SHORT EXERCISE - Among the entries, which lines carry the string "points"? Copy each of them.

INPUT MATERIAL -
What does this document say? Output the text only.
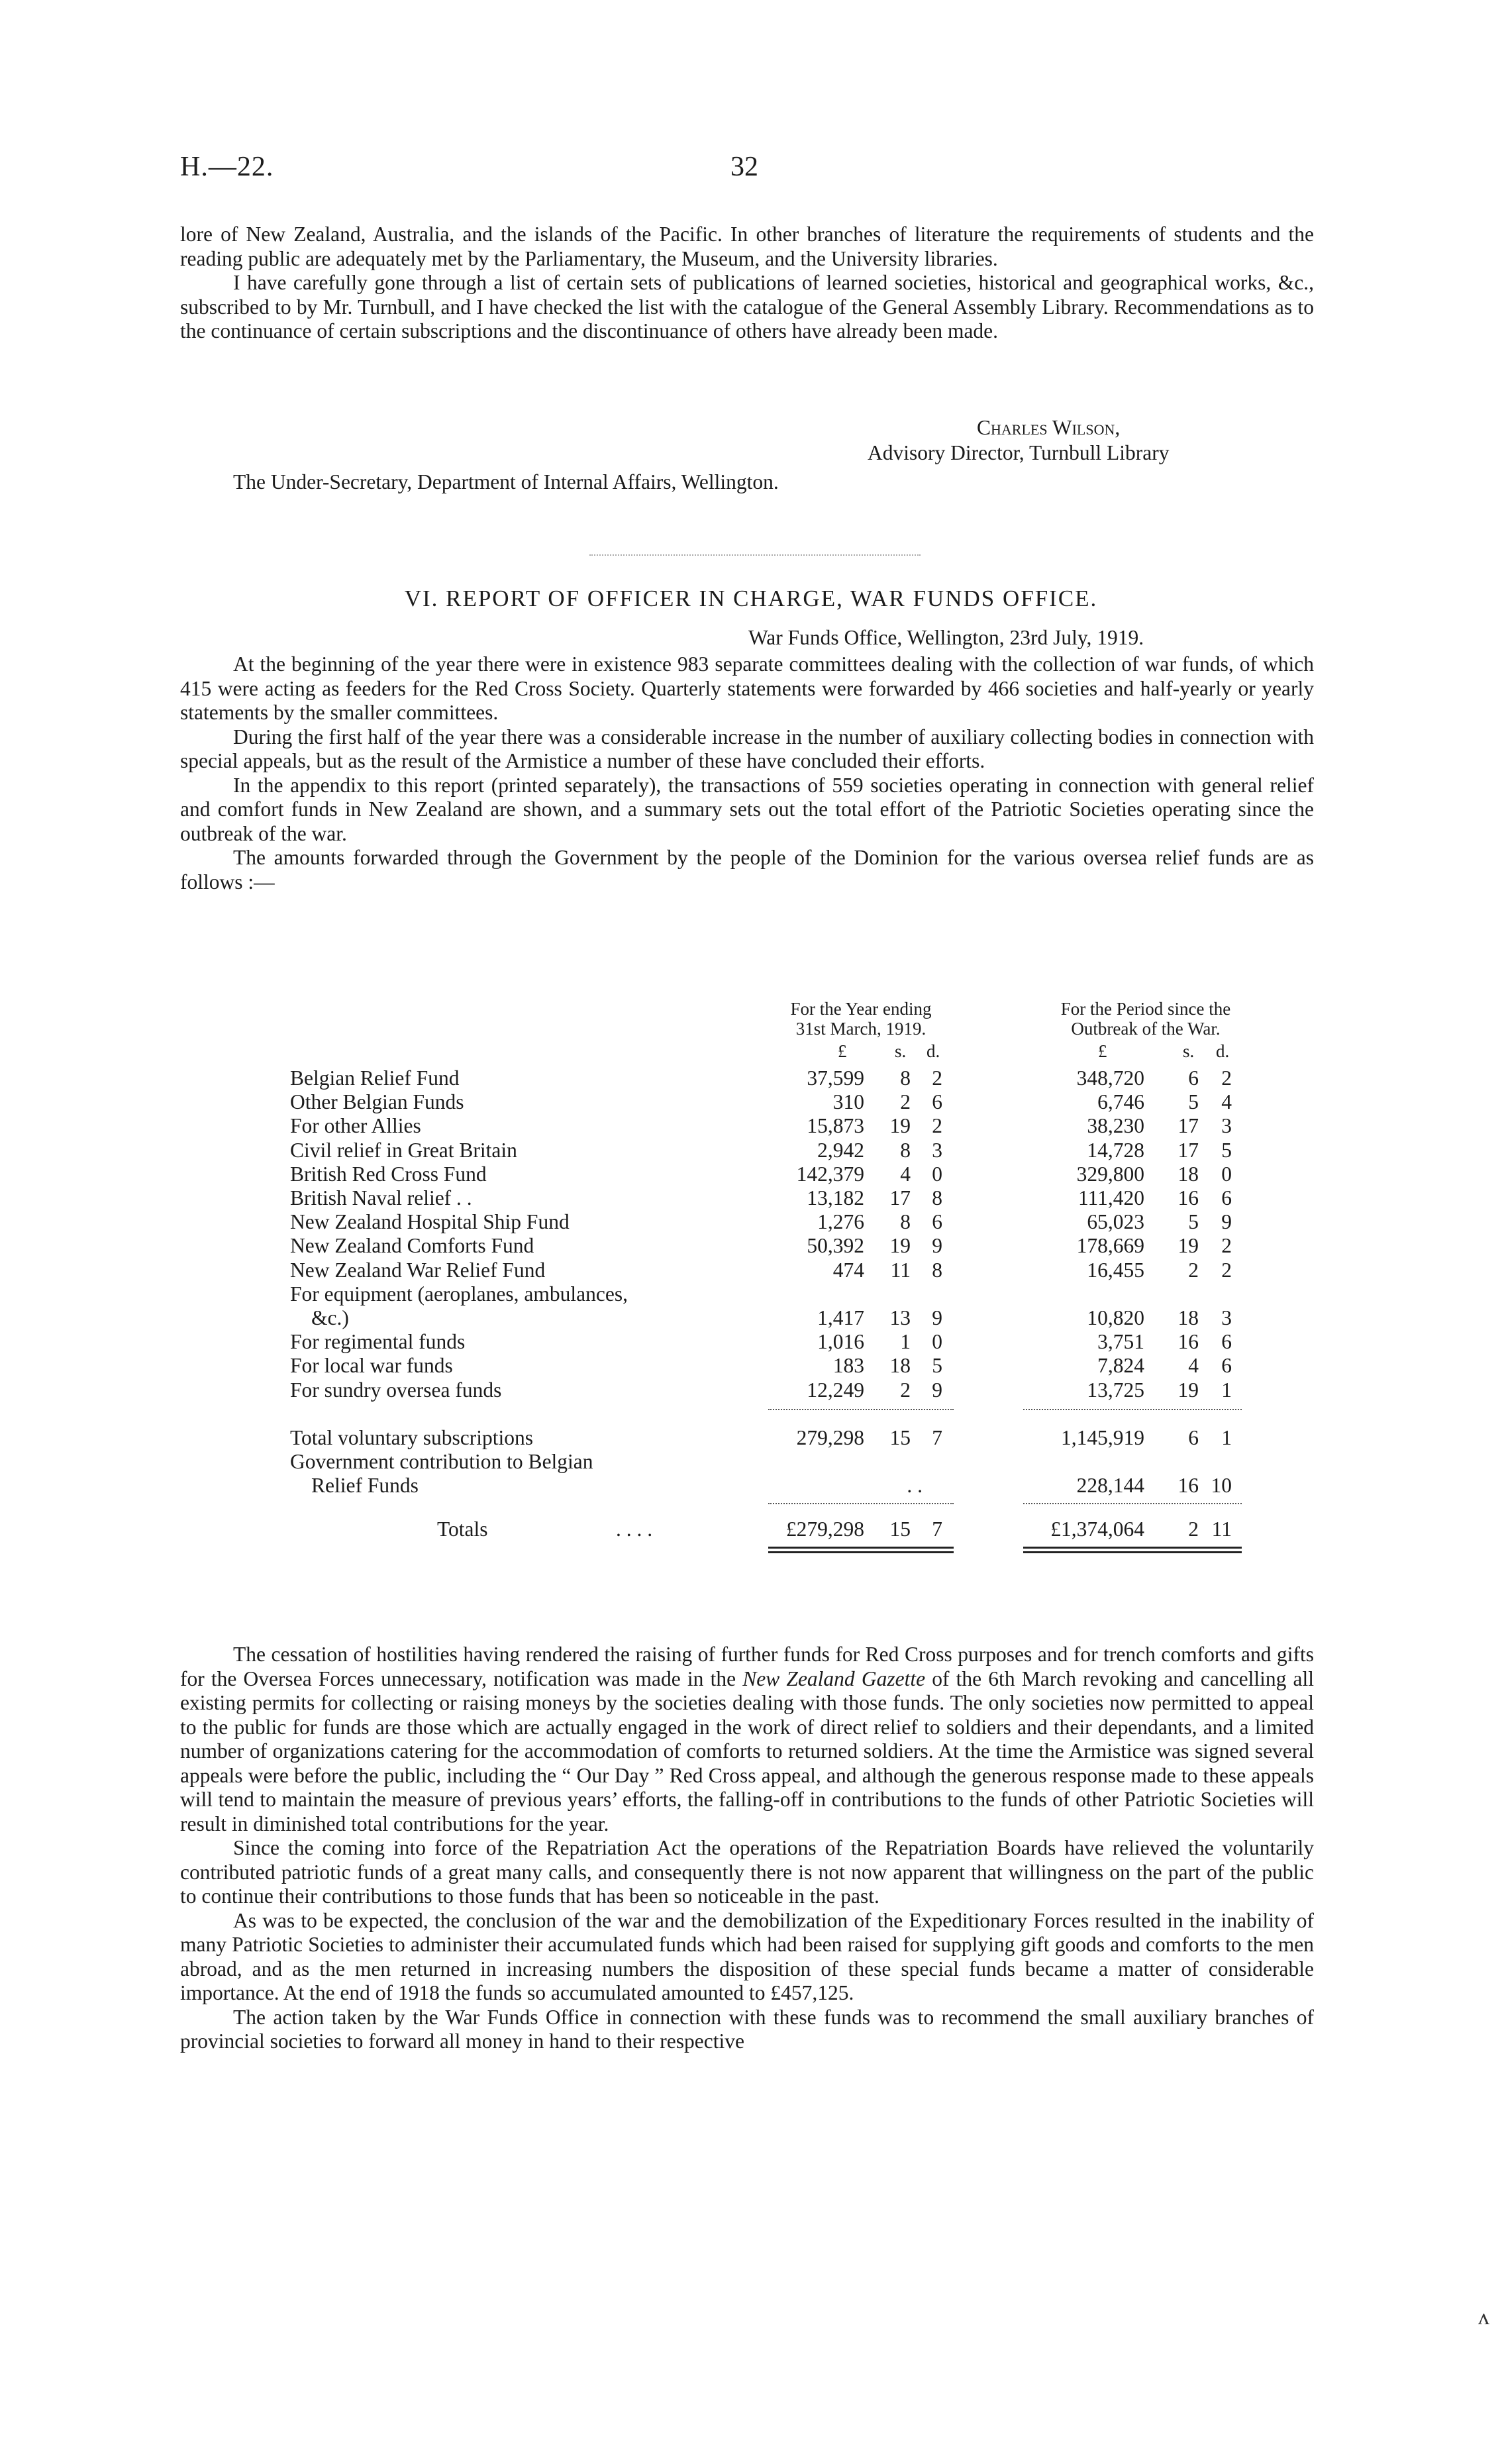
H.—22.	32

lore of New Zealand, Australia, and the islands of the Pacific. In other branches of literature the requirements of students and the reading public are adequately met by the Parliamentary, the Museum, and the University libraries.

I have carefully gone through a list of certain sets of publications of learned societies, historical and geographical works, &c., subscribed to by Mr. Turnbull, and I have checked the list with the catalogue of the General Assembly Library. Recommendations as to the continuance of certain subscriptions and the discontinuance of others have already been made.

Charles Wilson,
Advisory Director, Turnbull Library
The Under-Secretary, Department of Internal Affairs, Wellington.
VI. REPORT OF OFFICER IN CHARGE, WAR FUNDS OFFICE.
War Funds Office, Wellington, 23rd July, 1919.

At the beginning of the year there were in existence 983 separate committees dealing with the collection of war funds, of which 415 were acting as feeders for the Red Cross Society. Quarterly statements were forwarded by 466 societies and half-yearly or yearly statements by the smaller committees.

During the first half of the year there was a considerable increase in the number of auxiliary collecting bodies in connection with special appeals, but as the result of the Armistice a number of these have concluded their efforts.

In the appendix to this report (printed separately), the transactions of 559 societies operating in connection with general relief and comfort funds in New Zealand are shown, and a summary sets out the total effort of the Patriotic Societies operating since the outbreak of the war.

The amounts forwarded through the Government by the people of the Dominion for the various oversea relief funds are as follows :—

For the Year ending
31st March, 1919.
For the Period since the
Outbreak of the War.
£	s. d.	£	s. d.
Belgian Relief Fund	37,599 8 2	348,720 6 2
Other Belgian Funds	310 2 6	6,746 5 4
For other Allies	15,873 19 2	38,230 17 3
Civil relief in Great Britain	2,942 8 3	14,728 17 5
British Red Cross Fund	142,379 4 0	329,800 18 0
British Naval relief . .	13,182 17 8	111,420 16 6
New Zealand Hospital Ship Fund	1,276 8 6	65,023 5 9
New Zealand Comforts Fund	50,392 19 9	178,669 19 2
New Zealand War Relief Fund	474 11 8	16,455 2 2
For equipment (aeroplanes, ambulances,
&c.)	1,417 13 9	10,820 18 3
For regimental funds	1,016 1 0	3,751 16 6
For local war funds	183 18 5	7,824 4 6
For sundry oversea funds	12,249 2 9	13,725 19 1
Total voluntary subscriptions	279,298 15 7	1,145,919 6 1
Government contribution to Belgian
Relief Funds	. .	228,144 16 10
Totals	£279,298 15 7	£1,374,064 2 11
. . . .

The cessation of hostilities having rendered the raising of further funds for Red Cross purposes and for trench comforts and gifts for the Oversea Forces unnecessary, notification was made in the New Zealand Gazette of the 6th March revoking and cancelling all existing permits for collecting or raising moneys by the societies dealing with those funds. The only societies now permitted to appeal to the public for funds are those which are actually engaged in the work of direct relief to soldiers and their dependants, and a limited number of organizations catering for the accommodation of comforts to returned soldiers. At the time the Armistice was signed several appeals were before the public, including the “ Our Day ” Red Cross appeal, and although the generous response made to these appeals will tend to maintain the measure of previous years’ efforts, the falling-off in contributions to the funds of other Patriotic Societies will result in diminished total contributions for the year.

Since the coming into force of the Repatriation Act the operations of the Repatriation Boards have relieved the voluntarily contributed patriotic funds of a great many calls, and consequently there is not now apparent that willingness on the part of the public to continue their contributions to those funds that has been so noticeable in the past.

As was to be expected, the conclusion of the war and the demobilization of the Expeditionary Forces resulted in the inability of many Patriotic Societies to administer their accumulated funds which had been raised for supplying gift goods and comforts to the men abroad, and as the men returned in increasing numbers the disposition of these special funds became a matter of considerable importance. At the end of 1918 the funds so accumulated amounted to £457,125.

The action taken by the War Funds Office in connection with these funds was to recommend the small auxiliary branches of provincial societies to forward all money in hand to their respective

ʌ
==
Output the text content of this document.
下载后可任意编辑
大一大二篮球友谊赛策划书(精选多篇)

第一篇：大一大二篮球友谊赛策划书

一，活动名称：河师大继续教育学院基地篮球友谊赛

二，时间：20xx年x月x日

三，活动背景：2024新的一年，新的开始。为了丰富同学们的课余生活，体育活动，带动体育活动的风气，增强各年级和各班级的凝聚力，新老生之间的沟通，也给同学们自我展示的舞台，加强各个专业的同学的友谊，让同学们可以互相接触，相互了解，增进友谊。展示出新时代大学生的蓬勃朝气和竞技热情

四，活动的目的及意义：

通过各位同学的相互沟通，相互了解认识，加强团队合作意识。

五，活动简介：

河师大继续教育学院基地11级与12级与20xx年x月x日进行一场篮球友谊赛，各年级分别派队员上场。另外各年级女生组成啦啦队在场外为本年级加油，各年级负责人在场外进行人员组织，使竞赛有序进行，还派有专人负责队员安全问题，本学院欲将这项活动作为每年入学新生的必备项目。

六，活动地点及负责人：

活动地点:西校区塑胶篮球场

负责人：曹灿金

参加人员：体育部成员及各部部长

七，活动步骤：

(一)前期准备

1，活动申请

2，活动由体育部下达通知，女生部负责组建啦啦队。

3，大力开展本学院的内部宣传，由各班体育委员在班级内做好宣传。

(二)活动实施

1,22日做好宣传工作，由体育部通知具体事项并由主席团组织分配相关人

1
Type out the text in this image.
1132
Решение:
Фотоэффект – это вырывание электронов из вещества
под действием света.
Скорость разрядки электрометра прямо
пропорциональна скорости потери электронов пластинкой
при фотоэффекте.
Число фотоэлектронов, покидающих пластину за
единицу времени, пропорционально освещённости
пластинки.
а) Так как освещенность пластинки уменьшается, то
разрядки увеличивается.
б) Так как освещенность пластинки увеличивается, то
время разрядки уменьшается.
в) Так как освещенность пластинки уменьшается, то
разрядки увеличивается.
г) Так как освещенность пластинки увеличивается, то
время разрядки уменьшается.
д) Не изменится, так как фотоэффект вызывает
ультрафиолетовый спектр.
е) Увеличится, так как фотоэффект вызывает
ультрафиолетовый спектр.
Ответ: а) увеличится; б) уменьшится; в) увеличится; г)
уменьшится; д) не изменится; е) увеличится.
...
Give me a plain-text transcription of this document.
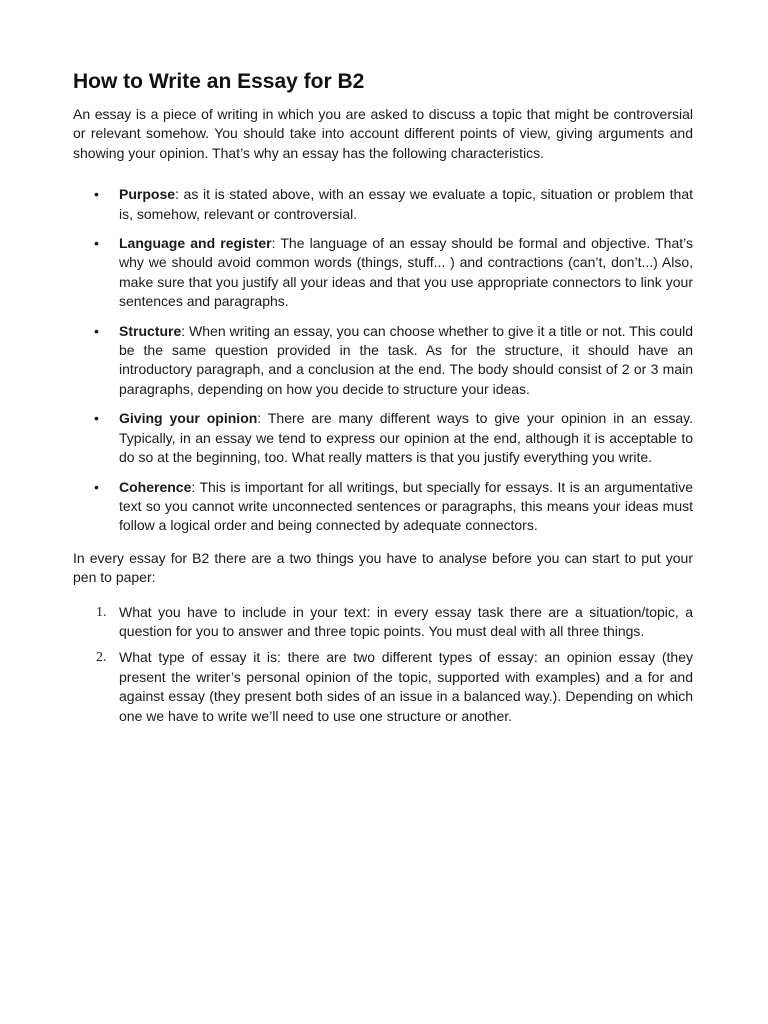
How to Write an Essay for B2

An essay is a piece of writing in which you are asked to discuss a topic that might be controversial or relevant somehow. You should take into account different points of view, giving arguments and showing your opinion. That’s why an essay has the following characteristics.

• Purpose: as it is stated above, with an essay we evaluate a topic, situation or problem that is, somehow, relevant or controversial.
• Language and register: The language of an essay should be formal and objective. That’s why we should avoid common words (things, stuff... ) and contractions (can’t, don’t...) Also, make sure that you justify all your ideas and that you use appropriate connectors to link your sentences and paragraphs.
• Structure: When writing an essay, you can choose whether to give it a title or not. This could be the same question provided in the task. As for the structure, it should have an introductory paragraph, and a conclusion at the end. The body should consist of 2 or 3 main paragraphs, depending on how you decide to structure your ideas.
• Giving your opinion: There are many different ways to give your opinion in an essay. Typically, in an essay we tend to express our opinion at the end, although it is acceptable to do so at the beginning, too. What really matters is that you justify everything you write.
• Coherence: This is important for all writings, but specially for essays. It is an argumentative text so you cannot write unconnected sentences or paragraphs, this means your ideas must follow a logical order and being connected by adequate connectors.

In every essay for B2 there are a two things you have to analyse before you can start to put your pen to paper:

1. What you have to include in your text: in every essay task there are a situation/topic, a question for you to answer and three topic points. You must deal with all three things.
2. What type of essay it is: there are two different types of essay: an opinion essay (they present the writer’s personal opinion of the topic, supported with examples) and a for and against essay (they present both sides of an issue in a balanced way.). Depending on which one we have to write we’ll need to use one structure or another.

TASK SOLUTION -
An essay is a piece of writing in which you are asked to discuss a topic that might be controversial or relevant somehow. You should take into account different points of view, giving arguments and showing your opinion. That’s why an essay has the following characteristics.
1. What you have to include in your text: in every essay task there are a situation/topic, a question for you to answer and three topic points. You must deal with all three things.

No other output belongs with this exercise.